• _Instruction_
Repeat the entire listing exactly.

>> BEGIN Rows

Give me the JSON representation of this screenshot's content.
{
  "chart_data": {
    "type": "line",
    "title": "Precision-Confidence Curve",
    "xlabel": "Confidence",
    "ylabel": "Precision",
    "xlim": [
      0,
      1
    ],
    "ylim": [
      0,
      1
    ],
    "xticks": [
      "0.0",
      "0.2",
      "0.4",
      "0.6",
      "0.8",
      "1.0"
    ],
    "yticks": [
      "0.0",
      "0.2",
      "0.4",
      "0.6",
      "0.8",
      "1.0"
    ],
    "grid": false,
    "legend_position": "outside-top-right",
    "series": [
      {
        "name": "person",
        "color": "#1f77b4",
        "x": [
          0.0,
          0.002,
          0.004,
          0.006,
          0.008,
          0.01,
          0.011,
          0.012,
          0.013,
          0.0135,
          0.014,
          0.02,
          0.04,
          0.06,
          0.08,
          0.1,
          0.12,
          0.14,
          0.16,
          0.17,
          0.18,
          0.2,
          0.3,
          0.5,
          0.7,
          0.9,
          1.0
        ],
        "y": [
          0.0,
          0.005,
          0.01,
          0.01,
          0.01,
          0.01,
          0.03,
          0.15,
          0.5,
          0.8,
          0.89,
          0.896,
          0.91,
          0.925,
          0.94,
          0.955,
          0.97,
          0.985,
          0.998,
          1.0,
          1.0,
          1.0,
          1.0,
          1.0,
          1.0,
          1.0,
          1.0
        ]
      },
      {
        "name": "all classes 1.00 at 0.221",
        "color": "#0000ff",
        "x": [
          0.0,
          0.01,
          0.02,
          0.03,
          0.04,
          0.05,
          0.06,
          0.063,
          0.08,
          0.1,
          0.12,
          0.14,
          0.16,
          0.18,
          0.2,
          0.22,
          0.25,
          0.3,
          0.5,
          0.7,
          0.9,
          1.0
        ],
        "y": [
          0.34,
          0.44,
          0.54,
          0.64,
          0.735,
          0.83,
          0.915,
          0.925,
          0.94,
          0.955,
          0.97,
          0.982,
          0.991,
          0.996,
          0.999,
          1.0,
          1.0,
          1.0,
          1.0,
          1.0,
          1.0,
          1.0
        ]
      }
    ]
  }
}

>> END Rows

• _Result_
Give me the JSON representation of this screenshot's content.
{
  "chart_data": {
    "type": "line",
    "title": "Precision-Confidence Curve",
    "xlabel": "Confidence",
    "ylabel": "Precision",
    "xlim": [
      0,
      1
    ],
    "ylim": [
      0,
      1
    ],
    "xticks": [
      "0.0",
      "0.2",
      "0.4",
      "0.6",
      "0.8",
      "1.0"
    ],
    "yticks": [
      "0.0",
      "0.2",
      "0.4",
      "0.6",
      "0.8",
      "1.0"
    ],
    "grid": false,
    "legend_position": "outside-top-right",
    "series": [
      {
        "name": "person",
        "color": "#1f77b4",
        "x": [
          0.0,
          0.002,
          0.004,
          0.006,
          0.008,
          0.01,
          0.011,
          0.012,
          0.013,
          0.0135,
          0.014,
          0.02,
          0.04,
          0.06,
          0.08,
          0.1,
          0.12,
          0.14,
          0.16,
          0.17,
          0.18,
          0.2,
          0.3,
          0.5,
          0.7,
          0.9,
          1.0
        ],
        "y": [
          0.0,
          0.005,
          0.01,
          0.01,
          0.01,
          0.01,
          0.03,
          0.15,
          0.5,
          0.8,
          0.89,
          0.896,
          0.91,
          0.925,
          0.94,
          0.955,
          0.97,
          0.985,
          0.998,
          1.0,
          1.0,
          1.0,
          1.0,
          1.0,
          1.0,
          1.0,
          1.0
        ]
      },
      {
        "name": "all classes 1.00 at 0.221",
        "color": "#0000ff",
        "x": [
          0.0,
          0.01,
          0.02,
          0.03,
          0.04,
          0.05,
          0.06,
          0.063,
          0.08,
          0.1,
          0.12,
          0.14,
          0.16,
          0.18,
          0.2,
          0.22,
          0.25,
          0.3,
          0.5,
          0.7,
          0.9,
          1.0
        ],
        "y": [
          0.34,
          0.44,
          0.54,
          0.64,
          0.735,
          0.83,
          0.915,
          0.925,
          0.94,
          0.955,
          0.97,
          0.982,
          0.991,
          0.996,
          0.999,
          1.0,
          1.0,
          1.0,
          1.0,
          1.0,
          1.0,
          1.0
        ]
      }
    ]
  }
}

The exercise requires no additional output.